### Supplied data
============

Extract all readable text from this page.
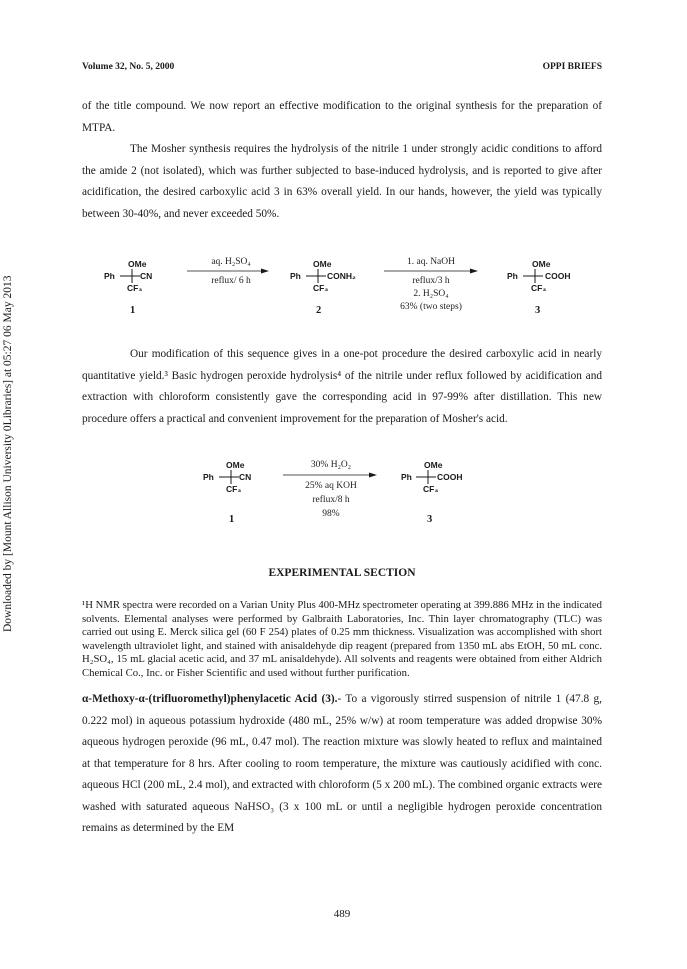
Volume 32, No. 5, 2000	OPPI BRIEFS
Downloaded by [Mount Allison University 0Libraries] at 05:27 06 May 2013
of the title compound. We now report an effective modification to the original synthesis for the preparation of MTPA.
The Mosher synthesis requires the hydrolysis of the nitrile 1 under strongly acidic conditions to afford the amide 2 (not isolated), which was further subjected to base-induced hydrolysis, and is reported to give after acidification, the desired carboxylic acid 3 in 63% overall yield. In our hands, however, the yield was typically between 30-40%, and never exceeded 50%.
OMe
Ph	CN
CF₃
1
aq. H₂SO₄
reflux/ 6 h
OMe
Ph	CONH₂
CF₃
2
1. aq. NaOH
reflux/3 h
2. H₂SO₄
63% (two steps)
OMe
Ph	COOH
CF₃
3
Our modification of this sequence gives in a one-pot procedure the desired carboxylic acid in nearly quantitative yield.³ Basic hydrogen peroxide hydrolysis⁴ of the nitrile under reflux followed by acidification and extraction with chloroform consistently gave the corresponding acid in 97-99% after distillation. This new procedure offers a practical and convenient improvement for the preparation of Mosher's acid.
OMe
Ph	CN
CF₃
1
30% H₂O₂
25% aq KOH
reflux/8 h
98%
OMe
Ph	COOH
CF₃
3
EXPERIMENTAL SECTION
¹H NMR spectra were recorded on a Varian Unity Plus 400-MHz spectrometer operating at 399.886 MHz in the indicated solvents. Elemental analyses were performed by Galbraith Laboratories, Inc. Thin layer chromatography (TLC) was carried out using E. Merck silica gel (60 F 254) plates of 0.25 mm thickness. Visualization was accomplished with short wavelength ultraviolet light, and stained with anisaldehyde dip reagent (prepared from 1350 mL abs EtOH, 50 mL conc. H₂SO₄, 15 mL glacial acetic acid, and 37 mL anisaldehyde). All solvents and reagents were obtained from either Aldrich Chemical Co., Inc. or Fisher Scientific and used without further purification.
α-Methoxy-α-(trifluoromethyl)phenylacetic Acid (3).- To a vigorously stirred suspension of nitrile 1 (47.8 g, 0.222 mol) in aqueous potassium hydroxide (480 mL, 25% w/w) at room temperature was added dropwise 30% aqueous hydrogen peroxide (96 mL, 0.47 mol). The reaction mixture was slowly heated to reflux and maintained at that temperature for 8 hrs. After cooling to room temperature, the mixture was cautiously acidified with conc. aqueous HCl (200 mL, 2.4 mol), and extracted with chloroform (5 x 200 mL). The combined organic extracts were washed with saturated aqueous NaHSO₃ (3 x 100 mL or until a negligible hydrogen peroxide concentration remains as determined by the EM
489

============

### To be done
Give back all entries exactly. No pictures belong in the copy.

### Finished answer
Extract all readable text from this page.
Volume 32, No. 5, 2000	OPPI BRIEFS
Downloaded by [Mount Allison University 0Libraries] at 05:27 06 May 2013
of the title compound. We now report an effective modification to the original synthesis for the preparation of MTPA.
The Mosher synthesis requires the hydrolysis of the nitrile 1 under strongly acidic conditions to afford the amide 2 (not isolated), which was further subjected to base-induced hydrolysis, and is reported to give after acidification, the desired carboxylic acid 3 in 63% overall yield. In our hands, however, the yield was typically between 30-40%, and never exceeded 50%.
OMe
Ph	CN
CF₃
1
aq. H₂SO₄
reflux/ 6 h
OMe
Ph	CONH₂
CF₃
2
1. aq. NaOH
reflux/3 h
2. H₂SO₄
63% (two steps)
OMe
Ph	COOH
CF₃
3
Our modification of this sequence gives in a one-pot procedure the desired carboxylic acid in nearly quantitative yield.³ Basic hydrogen peroxide hydrolysis⁴ of the nitrile under reflux followed by acidification and extraction with chloroform consistently gave the corresponding acid in 97-99% after distillation. This new procedure offers a practical and convenient improvement for the preparation of Mosher's acid.
OMe
Ph	CN
CF₃
1
30% H₂O₂
25% aq KOH
reflux/8 h
98%
OMe
Ph	COOH
CF₃
3
EXPERIMENTAL SECTION
¹H NMR spectra were recorded on a Varian Unity Plus 400-MHz spectrometer operating at 399.886 MHz in the indicated solvents. Elemental analyses were performed by Galbraith Laboratories, Inc. Thin layer chromatography (TLC) was carried out using E. Merck silica gel (60 F 254) plates of 0.25 mm thickness. Visualization was accomplished with short wavelength ultraviolet light, and stained with anisaldehyde dip reagent (prepared from 1350 mL abs EtOH, 50 mL conc. H₂SO₄, 15 mL glacial acetic acid, and 37 mL anisaldehyde). All solvents and reagents were obtained from either Aldrich Chemical Co., Inc. or Fisher Scientific and used without further purification.
α-Methoxy-α-(trifluoromethyl)phenylacetic Acid (3).- To a vigorously stirred suspension of nitrile 1 (47.8 g, 0.222 mol) in aqueous potassium hydroxide (480 mL, 25% w/w) at room temperature was added dropwise 30% aqueous hydrogen peroxide (96 mL, 0.47 mol). The reaction mixture was slowly heated to reflux and maintained at that temperature for 8 hrs. After cooling to room temperature, the mixture was cautiously acidified with conc. aqueous HCl (200 mL, 2.4 mol), and extracted with chloroform (5 x 200 mL). The combined organic extracts were washed with saturated aqueous NaHSO₃ (3 x 100 mL or until a negligible hydrogen peroxide concentration remains as determined by the EM
489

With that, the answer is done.